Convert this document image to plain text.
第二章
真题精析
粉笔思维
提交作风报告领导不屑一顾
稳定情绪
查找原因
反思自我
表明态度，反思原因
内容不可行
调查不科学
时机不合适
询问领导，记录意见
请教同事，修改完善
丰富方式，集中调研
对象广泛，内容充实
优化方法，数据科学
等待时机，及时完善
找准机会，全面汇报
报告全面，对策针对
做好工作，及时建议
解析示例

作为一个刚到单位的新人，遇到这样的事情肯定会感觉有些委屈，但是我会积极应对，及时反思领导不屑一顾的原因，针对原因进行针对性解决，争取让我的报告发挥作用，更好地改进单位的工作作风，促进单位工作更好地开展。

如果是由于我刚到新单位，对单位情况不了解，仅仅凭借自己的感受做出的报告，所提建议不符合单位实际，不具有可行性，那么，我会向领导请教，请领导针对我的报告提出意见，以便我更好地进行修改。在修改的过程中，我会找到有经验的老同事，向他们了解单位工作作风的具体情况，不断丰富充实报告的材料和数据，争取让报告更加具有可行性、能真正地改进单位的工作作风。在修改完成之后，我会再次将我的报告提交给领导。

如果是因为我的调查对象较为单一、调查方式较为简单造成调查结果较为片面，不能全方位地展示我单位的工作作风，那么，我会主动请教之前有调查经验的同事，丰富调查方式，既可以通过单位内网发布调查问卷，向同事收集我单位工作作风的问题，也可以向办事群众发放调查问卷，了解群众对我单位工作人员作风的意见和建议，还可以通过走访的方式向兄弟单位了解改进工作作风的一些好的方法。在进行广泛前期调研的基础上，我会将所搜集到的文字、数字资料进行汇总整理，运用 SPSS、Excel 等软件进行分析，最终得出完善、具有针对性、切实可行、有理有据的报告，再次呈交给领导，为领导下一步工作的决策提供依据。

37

--- --- ---

* DO THIS *
Your task is to transcribe the listing above in full, exactly as given.

* SOLUTION TO THE PROBLEM *
Convert this document image to plain text.
第二章
真题精析
粉笔思维
提交作风报告领导不屑一顾
稳定情绪
查找原因
反思自我
表明态度，反思原因
内容不可行
调查不科学
时机不合适
询问领导，记录意见
请教同事，修改完善
丰富方式，集中调研
对象广泛，内容充实
优化方法，数据科学
等待时机，及时完善
找准机会，全面汇报
报告全面，对策针对
做好工作，及时建议
解析示例

作为一个刚到单位的新人，遇到这样的事情肯定会感觉有些委屈，但是我会积极应对，及时反思领导不屑一顾的原因，针对原因进行针对性解决，争取让我的报告发挥作用，更好地改进单位的工作作风，促进单位工作更好地开展。

如果是由于我刚到新单位，对单位情况不了解，仅仅凭借自己的感受做出的报告，所提建议不符合单位实际，不具有可行性，那么，我会向领导请教，请领导针对我的报告提出意见，以便我更好地进行修改。在修改的过程中，我会找到有经验的老同事，向他们了解单位工作作风的具体情况，不断丰富充实报告的材料和数据，争取让报告更加具有可行性、能真正地改进单位的工作作风。在修改完成之后，我会再次将我的报告提交给领导。

如果是因为我的调查对象较为单一、调查方式较为简单造成调查结果较为片面，不能全方位地展示我单位的工作作风，那么，我会主动请教之前有调查经验的同事，丰富调查方式，既可以通过单位内网发布调查问卷，向同事收集我单位工作作风的问题，也可以向办事群众发放调查问卷，了解群众对我单位工作人员作风的意见和建议，还可以通过走访的方式向兄弟单位了解改进工作作风的一些好的方法。在进行广泛前期调研的基础上，我会将所搜集到的文字、数字资料进行汇总整理，运用 SPSS、Excel 等软件进行分析，最终得出完善、具有针对性、切实可行、有理有据的报告，再次呈交给领导，为领导下一步工作的决策提供依据。

37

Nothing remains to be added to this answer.